(Dataset records)
-- BEGIN --

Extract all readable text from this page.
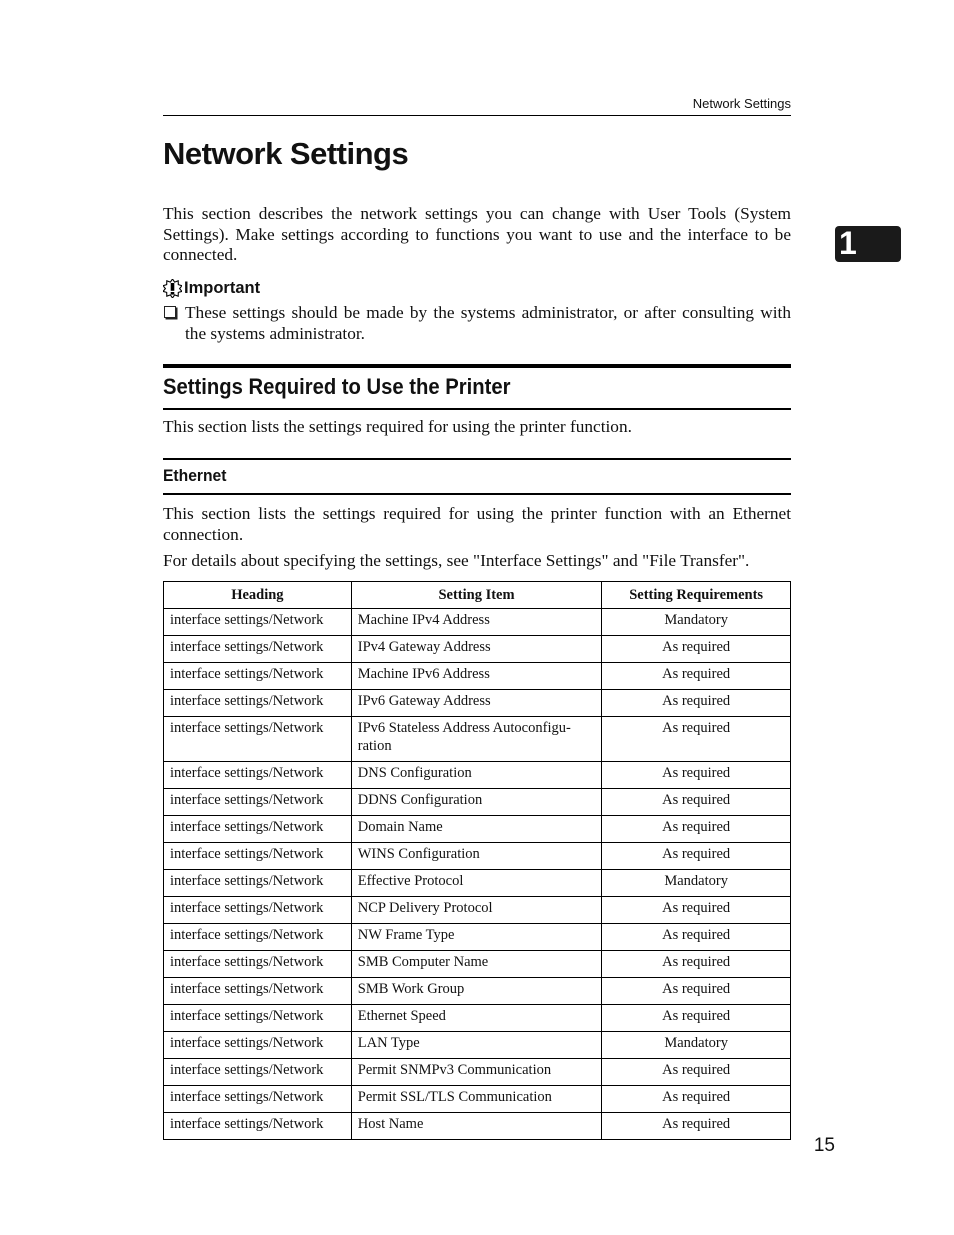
Network Settings
1
Network Settings

This section describes the network settings you can change with User Tools (System Settings). Make settings according to functions you want to use and the interface to be connected.

Important

These settings should be made by the systems administrator, or after consulting with the systems administrator.

Settings Required to Use the Printer

This section lists the settings required for using the printer function.

Ethernet

This section lists the settings required for using the printer function with an Ethernet connection.

For details about specifying the settings, see "Interface Settings" and "File Transfer".

Heading	Setting Item	Setting Requirements
interface settings/Network	Machine IPv4 Address	Mandatory
interface settings/Network	IPv4 Gateway Address	As required
interface settings/Network	Machine IPv6 Address	As required
interface settings/Network	IPv6 Gateway Address	As required
interface settings/Network	IPv6 Stateless Address Autoconfigu-ration	As required
interface settings/Network	DNS Configuration	As required
interface settings/Network	DDNS Configuration	As required
interface settings/Network	Domain Name	As required
interface settings/Network	WINS Configuration	As required
interface settings/Network	Effective Protocol	Mandatory
interface settings/Network	NCP Delivery Protocol	As required
interface settings/Network	NW Frame Type	As required
interface settings/Network	SMB Computer Name	As required
interface settings/Network	SMB Work Group	As required
interface settings/Network	Ethernet Speed	As required
interface settings/Network	LAN Type	Mandatory
interface settings/Network	Permit SNMPv3 Communication	As required
interface settings/Network	Permit SSL/TLS Communication	As required
interface settings/Network	Host Name	As required
15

-- END --

WHAT YOU WILL DO:
Among the entries above, identify all lines with "Mandatory" and copy them.

TASK SOLUTION:
interface settings/Network	Machine IPv4 Address	Mandatory
interface settings/Network	Effective Protocol	Mandatory
interface settings/Network	LAN Type	Mandatory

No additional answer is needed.